- _Requirements_: Look through the listing and locate every line containing the word "label"; copy those lines.

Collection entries
----------------

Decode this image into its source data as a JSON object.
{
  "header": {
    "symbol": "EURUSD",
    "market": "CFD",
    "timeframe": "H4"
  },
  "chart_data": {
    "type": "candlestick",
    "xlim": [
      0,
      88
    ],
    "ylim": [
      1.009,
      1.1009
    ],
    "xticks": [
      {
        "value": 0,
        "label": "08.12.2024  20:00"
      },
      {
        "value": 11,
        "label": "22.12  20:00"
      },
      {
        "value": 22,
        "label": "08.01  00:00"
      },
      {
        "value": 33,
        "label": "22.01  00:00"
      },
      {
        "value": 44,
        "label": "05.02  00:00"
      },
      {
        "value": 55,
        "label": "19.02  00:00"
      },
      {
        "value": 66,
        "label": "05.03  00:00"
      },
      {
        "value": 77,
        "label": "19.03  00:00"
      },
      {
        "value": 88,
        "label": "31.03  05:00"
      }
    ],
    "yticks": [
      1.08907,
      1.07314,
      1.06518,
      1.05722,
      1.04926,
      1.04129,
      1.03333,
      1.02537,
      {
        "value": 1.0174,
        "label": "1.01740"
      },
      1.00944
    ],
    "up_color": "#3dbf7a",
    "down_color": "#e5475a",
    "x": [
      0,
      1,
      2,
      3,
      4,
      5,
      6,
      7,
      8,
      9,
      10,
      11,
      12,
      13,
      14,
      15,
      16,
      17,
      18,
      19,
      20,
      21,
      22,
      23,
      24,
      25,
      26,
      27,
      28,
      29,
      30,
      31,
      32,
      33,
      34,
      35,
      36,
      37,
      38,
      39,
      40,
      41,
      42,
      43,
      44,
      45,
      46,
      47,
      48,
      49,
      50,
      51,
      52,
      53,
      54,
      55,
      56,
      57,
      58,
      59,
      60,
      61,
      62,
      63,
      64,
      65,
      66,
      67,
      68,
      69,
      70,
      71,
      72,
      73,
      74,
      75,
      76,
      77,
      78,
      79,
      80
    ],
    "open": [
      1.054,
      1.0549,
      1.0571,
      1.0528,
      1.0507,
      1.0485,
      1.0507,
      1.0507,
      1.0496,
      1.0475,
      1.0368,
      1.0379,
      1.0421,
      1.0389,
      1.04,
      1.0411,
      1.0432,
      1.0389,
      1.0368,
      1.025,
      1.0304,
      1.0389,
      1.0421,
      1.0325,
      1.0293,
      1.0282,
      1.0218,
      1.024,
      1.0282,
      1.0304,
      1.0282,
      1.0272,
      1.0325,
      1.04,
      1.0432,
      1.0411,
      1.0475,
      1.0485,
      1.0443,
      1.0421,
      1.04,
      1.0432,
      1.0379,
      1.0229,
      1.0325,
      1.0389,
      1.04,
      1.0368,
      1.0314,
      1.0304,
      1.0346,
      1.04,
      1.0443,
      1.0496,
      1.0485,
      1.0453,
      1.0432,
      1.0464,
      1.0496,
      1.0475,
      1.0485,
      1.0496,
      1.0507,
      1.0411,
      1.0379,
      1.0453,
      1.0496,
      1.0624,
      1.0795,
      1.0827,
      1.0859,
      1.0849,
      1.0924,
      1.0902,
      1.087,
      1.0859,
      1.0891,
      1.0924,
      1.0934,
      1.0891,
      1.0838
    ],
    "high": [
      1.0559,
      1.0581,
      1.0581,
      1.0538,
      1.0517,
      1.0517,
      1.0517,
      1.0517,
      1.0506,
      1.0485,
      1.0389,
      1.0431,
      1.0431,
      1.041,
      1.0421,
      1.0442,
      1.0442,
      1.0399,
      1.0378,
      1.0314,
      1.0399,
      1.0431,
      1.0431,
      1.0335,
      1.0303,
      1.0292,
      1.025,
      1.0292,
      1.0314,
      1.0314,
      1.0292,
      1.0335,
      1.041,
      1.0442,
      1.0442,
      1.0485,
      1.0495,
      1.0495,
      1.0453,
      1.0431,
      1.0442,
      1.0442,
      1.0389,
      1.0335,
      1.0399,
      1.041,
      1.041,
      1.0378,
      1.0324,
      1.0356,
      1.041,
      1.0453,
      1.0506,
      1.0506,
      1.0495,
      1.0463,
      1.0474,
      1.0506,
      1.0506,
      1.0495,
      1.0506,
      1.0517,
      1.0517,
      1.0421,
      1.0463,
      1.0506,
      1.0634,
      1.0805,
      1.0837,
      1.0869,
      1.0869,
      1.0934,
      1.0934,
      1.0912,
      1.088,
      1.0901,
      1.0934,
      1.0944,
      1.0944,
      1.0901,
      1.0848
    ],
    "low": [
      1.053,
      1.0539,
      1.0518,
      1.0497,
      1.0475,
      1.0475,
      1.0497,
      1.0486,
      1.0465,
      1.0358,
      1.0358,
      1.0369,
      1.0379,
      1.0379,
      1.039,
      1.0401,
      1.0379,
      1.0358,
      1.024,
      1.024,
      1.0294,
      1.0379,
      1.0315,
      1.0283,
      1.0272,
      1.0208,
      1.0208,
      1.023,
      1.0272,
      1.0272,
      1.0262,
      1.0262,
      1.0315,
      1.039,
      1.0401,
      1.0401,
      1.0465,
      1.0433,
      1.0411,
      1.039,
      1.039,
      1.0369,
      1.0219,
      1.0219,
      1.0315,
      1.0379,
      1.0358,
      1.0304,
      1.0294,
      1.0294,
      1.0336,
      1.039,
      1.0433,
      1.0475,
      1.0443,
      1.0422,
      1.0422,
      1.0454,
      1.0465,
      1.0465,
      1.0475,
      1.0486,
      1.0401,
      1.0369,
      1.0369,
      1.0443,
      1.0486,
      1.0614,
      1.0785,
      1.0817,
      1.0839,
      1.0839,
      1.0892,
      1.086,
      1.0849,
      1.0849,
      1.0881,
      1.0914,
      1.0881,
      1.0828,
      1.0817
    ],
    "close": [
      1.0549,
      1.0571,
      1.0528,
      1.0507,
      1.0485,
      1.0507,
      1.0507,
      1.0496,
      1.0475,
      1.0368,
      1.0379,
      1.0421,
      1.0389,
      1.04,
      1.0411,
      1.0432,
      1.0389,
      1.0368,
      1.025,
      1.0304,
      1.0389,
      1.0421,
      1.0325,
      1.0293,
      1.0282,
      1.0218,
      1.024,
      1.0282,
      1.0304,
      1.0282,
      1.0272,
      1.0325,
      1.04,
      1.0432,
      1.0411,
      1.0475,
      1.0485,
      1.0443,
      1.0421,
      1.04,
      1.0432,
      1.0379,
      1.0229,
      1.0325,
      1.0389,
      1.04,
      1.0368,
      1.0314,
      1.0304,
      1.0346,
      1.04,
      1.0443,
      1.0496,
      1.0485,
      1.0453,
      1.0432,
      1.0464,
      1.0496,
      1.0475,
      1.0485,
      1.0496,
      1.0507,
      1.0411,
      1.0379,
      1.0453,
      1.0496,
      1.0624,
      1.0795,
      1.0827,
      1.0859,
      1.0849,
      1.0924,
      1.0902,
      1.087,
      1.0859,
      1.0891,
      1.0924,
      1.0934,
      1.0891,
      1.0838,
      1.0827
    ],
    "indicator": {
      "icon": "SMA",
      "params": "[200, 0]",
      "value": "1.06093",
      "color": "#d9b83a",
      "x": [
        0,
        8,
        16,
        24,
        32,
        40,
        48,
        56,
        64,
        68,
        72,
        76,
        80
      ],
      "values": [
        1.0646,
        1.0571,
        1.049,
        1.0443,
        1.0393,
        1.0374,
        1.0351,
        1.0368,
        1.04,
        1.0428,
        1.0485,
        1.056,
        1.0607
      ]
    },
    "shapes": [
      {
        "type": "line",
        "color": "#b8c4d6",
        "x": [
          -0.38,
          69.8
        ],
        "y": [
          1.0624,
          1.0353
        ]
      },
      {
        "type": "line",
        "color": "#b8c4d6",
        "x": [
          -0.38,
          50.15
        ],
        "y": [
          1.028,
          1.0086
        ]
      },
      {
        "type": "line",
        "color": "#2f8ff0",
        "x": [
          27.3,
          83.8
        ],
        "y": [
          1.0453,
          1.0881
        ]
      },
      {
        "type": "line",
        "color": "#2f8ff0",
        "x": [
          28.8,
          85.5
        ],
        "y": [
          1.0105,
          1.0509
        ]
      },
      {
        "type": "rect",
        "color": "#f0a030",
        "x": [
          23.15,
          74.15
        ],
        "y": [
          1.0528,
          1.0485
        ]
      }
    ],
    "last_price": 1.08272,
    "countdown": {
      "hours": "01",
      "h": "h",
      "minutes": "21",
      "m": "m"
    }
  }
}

----------------

- _Result for this exercise_:
        "label": "08.12.2024  20:00"
        "label": "22.12  20:00"
        "label": "08.01  00:00"
        "label": "22.01  00:00"
        "label": "05.02  00:00"
        "label": "19.02  00:00"
        "label": "05.03  00:00"
        "label": "19.03  00:00"
        "label": "31.03  05:00"
        "label": "1.01740"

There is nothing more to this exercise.